Return the material below in full and exactly.

**** Data to process ****

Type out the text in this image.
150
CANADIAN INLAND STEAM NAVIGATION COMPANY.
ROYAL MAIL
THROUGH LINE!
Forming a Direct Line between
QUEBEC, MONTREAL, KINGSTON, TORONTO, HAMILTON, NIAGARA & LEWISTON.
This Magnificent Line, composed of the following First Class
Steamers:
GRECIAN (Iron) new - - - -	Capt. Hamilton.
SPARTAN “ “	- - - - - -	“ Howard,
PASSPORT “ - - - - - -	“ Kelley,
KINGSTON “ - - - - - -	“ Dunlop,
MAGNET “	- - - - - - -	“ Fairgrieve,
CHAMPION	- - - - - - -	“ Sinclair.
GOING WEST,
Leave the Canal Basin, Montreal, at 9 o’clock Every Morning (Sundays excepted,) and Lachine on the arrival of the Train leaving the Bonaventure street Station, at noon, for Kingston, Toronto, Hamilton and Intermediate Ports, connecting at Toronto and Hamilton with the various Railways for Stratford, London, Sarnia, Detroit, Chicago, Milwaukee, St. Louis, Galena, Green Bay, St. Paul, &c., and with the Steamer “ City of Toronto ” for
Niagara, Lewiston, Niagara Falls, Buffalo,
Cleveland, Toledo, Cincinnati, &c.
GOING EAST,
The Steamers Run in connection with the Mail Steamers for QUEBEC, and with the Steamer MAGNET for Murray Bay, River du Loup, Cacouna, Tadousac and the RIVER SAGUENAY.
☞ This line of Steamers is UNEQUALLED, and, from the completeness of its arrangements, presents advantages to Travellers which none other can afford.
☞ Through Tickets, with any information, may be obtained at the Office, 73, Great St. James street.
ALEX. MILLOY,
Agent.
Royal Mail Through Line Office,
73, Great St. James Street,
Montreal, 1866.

****

- **Solution for this exercise**:
Type out the text in this image.
150
CANADIAN INLAND STEAM NAVIGATION COMPANY.
ROYAL MAIL
THROUGH LINE!
Forming a Direct Line between
QUEBEC, MONTREAL, KINGSTON, TORONTO, HAMILTON, NIAGARA & LEWISTON.
This Magnificent Line, composed of the following First Class
Steamers:
GRECIAN (Iron) new - - - -	Capt. Hamilton.
SPARTAN “ “	- - - - - -	“ Howard,
PASSPORT “ - - - - - -	“ Kelley,
KINGSTON “ - - - - - -	“ Dunlop,
MAGNET “	- - - - - - -	“ Fairgrieve,
CHAMPION	- - - - - - -	“ Sinclair.
GOING WEST,
Leave the Canal Basin, Montreal, at 9 o’clock Every Morning (Sundays excepted,) and Lachine on the arrival of the Train leaving the Bonaventure street Station, at noon, for Kingston, Toronto, Hamilton and Intermediate Ports, connecting at Toronto and Hamilton with the various Railways for Stratford, London, Sarnia, Detroit, Chicago, Milwaukee, St. Louis, Galena, Green Bay, St. Paul, &c., and with the Steamer “ City of Toronto ” for
Niagara, Lewiston, Niagara Falls, Buffalo,
Cleveland, Toledo, Cincinnati, &c.
GOING EAST,
The Steamers Run in connection with the Mail Steamers for QUEBEC, and with the Steamer MAGNET for Murray Bay, River du Loup, Cacouna, Tadousac and the RIVER SAGUENAY.
☞ This line of Steamers is UNEQUALLED, and, from the completeness of its arrangements, presents advantages to Travellers which none other can afford.
☞ Through Tickets, with any information, may be obtained at the Office, 73, Great St. James street.
ALEX. MILLOY,
Agent.
Royal Mail Through Line Office,
73, Great St. James Street,
Montreal, 1866.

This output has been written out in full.